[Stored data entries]
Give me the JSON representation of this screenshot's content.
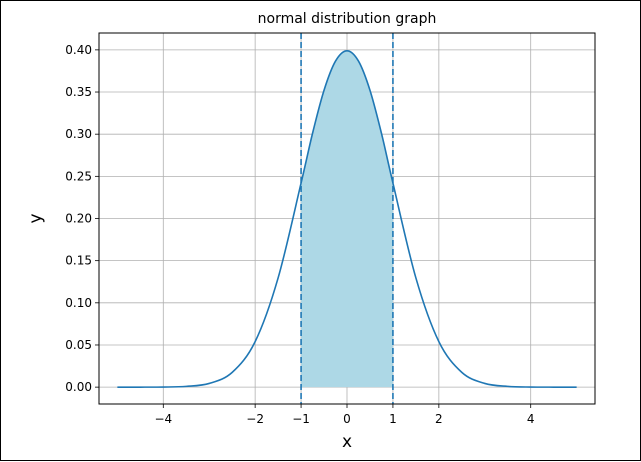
{
  "chart_data": {
    "type": "line",
    "title": "normal distribution graph",
    "xlabel": "x",
    "ylabel": "y",
    "xlim": [
      -5.4,
      5.4
    ],
    "ylim": [
      -0.02,
      0.42
    ],
    "grid": true,
    "x_ticks": [
      {
        "value": -4,
        "label": "−4"
      },
      {
        "value": -2,
        "label": "−2"
      },
      {
        "value": -1,
        "label": "−1"
      },
      {
        "value": 0,
        "label": "0"
      },
      {
        "value": 1,
        "label": "1"
      },
      {
        "value": 2,
        "label": "2"
      },
      {
        "value": 4,
        "label": "4"
      }
    ],
    "y_ticks": [
      {
        "value": 0.0,
        "label": "0.00"
      },
      {
        "value": 0.05,
        "label": "0.05"
      },
      {
        "value": 0.1,
        "label": "0.10"
      },
      {
        "value": 0.15,
        "label": "0.15"
      },
      {
        "value": 0.2,
        "label": "0.20"
      },
      {
        "value": 0.25,
        "label": "0.25"
      },
      {
        "value": 0.3,
        "label": "0.30"
      },
      {
        "value": 0.35,
        "label": "0.35"
      },
      {
        "value": 0.4,
        "label": "0.40"
      }
    ],
    "series": [
      {
        "x": [
          -5,
          -4.5,
          -4,
          -3.5,
          -3,
          -2.5,
          -2,
          -1.5,
          -1,
          -0.75,
          -0.5,
          -0.25,
          0,
          0.25,
          0.5,
          0.75,
          1,
          1.5,
          2,
          2.5,
          3,
          3.5,
          4,
          4.5,
          5
        ],
        "y": [
          0.0,
          0.0,
          0.0001,
          0.0009,
          0.0044,
          0.0175,
          0.054,
          0.1295,
          0.242,
          0.3011,
          0.3521,
          0.3867,
          0.3989,
          0.3867,
          0.3521,
          0.3011,
          0.242,
          0.1295,
          0.054,
          0.0175,
          0.0044,
          0.0009,
          0.0001,
          0.0,
          0.0
        ],
        "color": "#1f77b4"
      }
    ],
    "shaded_region": {
      "x_from": -1,
      "x_to": 1,
      "color": "#add8e6"
    },
    "vertical_lines": [
      {
        "x": -1,
        "style": "dashed",
        "color": "#1f77b4"
      },
      {
        "x": 1,
        "style": "dashed",
        "color": "#1f77b4"
      }
    ]
  }
}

**Exercise aim**: Return the listing above unchanged, apart from dropping its pictures.

**Exercise response**:
Give me the JSON representation of this screenshot's content.
{
  "chart_data": {
    "type": "line",
    "title": "normal distribution graph",
    "xlabel": "x",
    "ylabel": "y",
    "xlim": [
      -5.4,
      5.4
    ],
    "ylim": [
      -0.02,
      0.42
    ],
    "grid": true,
    "x_ticks": [
      {
        "value": -4,
        "label": "−4"
      },
      {
        "value": -2,
        "label": "−2"
      },
      {
        "value": -1,
        "label": "−1"
      },
      {
        "value": 0,
        "label": "0"
      },
      {
        "value": 1,
        "label": "1"
      },
      {
        "value": 2,
        "label": "2"
      },
      {
        "value": 4,
        "label": "4"
      }
    ],
    "y_ticks": [
      {
        "value": 0.0,
        "label": "0.00"
      },
      {
        "value": 0.05,
        "label": "0.05"
      },
      {
        "value": 0.1,
        "label": "0.10"
      },
      {
        "value": 0.15,
        "label": "0.15"
      },
      {
        "value": 0.2,
        "label": "0.20"
      },
      {
        "value": 0.25,
        "label": "0.25"
      },
      {
        "value": 0.3,
        "label": "0.30"
      },
      {
        "value": 0.35,
        "label": "0.35"
      },
      {
        "value": 0.4,
        "label": "0.40"
      }
    ],
    "series": [
      {
        "x": [
          -5,
          -4.5,
          -4,
          -3.5,
          -3,
          -2.5,
          -2,
          -1.5,
          -1,
          -0.75,
          -0.5,
          -0.25,
          0,
          0.25,
          0.5,
          0.75,
          1,
          1.5,
          2,
          2.5,
          3,
          3.5,
          4,
          4.5,
          5
        ],
        "y": [
          0.0,
          0.0,
          0.0001,
          0.0009,
          0.0044,
          0.0175,
          0.054,
          0.1295,
          0.242,
          0.3011,
          0.3521,
          0.3867,
          0.3989,
          0.3867,
          0.3521,
          0.3011,
          0.242,
          0.1295,
          0.054,
          0.0175,
          0.0044,
          0.0009,
          0.0001,
          0.0,
          0.0
        ],
        "color": "#1f77b4"
      }
    ],
    "shaded_region": {
      "x_from": -1,
      "x_to": 1,
      "color": "#add8e6"
    },
    "vertical_lines": [
      {
        "x": -1,
        "style": "dashed",
        "color": "#1f77b4"
      },
      {
        "x": 1,
        "style": "dashed",
        "color": "#1f77b4"
      }
    ]
  }
}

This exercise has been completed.